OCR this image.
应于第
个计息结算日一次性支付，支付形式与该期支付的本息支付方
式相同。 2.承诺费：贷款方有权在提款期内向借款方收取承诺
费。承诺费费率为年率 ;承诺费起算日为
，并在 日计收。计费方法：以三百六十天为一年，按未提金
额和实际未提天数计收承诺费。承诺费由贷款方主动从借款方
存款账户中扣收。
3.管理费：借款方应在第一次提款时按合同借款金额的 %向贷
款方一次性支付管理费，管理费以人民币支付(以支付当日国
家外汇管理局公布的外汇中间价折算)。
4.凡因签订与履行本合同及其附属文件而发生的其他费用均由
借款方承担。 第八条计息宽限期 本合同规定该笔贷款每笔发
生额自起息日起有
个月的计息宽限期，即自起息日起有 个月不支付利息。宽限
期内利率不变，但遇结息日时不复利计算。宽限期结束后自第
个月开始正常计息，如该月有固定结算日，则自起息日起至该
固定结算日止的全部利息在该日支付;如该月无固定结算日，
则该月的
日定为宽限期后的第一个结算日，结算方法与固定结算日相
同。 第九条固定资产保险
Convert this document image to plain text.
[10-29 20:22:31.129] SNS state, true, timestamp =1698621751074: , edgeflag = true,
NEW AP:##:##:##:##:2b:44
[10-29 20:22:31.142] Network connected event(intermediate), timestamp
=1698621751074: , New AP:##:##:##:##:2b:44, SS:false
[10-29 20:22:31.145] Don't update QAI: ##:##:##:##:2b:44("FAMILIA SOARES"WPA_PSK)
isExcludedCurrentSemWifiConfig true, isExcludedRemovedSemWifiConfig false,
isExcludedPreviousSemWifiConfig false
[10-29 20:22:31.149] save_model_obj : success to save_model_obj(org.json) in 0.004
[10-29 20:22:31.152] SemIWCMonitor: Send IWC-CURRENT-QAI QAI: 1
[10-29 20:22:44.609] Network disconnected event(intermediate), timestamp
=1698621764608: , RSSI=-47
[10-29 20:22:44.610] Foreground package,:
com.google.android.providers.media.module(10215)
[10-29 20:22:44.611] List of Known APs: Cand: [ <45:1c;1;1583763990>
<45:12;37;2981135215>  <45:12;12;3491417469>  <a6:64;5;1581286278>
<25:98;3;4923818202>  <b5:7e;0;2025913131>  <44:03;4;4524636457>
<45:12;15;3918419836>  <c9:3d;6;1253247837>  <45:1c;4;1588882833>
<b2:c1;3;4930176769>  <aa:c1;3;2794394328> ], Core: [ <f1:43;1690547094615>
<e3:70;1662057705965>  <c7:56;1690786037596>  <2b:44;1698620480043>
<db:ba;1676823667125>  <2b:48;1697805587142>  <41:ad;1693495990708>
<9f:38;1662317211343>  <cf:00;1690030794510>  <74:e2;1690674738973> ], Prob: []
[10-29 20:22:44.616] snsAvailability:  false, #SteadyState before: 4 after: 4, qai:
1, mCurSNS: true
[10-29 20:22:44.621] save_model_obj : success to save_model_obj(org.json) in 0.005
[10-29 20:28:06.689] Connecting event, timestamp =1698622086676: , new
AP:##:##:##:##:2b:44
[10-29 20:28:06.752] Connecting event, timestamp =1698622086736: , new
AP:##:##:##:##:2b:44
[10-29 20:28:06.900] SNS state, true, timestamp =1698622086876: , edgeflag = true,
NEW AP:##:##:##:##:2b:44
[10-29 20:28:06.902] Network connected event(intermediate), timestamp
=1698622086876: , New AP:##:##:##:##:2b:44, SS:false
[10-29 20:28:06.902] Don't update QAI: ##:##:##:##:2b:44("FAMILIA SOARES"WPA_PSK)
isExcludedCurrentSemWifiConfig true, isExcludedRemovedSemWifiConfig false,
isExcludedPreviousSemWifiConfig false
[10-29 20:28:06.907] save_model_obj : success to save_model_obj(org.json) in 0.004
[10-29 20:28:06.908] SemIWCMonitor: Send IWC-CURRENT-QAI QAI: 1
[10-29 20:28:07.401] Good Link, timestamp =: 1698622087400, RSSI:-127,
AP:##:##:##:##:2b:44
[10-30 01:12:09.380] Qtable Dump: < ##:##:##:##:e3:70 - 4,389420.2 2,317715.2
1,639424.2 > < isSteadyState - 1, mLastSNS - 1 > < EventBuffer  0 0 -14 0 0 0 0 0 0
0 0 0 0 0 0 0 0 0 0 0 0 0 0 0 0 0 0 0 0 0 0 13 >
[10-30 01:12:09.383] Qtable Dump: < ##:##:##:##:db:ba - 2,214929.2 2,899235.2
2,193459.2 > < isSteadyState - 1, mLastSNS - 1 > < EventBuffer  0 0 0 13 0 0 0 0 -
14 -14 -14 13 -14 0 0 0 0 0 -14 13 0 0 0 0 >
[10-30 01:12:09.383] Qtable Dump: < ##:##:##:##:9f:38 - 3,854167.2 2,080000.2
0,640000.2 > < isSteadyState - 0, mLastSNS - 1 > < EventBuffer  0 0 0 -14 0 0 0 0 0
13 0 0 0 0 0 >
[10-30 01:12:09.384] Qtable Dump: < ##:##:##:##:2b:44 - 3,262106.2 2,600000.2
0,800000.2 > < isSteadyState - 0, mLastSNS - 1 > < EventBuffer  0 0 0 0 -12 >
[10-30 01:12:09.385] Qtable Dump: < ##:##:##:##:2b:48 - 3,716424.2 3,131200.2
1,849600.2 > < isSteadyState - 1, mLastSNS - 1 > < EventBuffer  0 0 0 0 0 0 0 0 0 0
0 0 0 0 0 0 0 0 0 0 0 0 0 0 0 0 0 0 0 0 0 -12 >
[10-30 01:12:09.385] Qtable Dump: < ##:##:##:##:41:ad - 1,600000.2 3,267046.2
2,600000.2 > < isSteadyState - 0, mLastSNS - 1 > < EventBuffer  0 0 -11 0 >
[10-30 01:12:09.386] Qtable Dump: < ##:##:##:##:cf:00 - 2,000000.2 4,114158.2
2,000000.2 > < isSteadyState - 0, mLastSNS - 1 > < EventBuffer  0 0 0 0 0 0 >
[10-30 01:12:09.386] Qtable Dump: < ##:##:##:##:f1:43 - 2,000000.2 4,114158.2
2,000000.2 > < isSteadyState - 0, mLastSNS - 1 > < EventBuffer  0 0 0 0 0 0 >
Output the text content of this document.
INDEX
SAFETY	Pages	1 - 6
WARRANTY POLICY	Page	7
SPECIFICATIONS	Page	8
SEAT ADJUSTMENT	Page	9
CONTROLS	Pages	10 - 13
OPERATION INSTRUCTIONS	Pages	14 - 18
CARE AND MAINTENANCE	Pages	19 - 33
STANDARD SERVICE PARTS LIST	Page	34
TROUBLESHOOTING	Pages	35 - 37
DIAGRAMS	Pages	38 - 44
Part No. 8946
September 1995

****

● Task requirements
Find the line containing "Output the text content of this document.". Reproduce it exactly, along with every line after it through the last.

● Response
Output the text content of this document.
INDEX
SAFETY	Pages	1 - 6
WARRANTY POLICY	Page	7
SPECIFICATIONS	Page	8
SEAT ADJUSTMENT	Page	9
CONTROLS	Pages	10 - 13
OPERATION INSTRUCTIONS	Pages	14 - 18
CARE AND MAINTENANCE	Pages	19 - 33
STANDARD SERVICE PARTS LIST	Page	34
TROUBLESHOOTING	Pages	35 - 37
DIAGRAMS	Pages	38 - 44
Part No. 8946
September 1995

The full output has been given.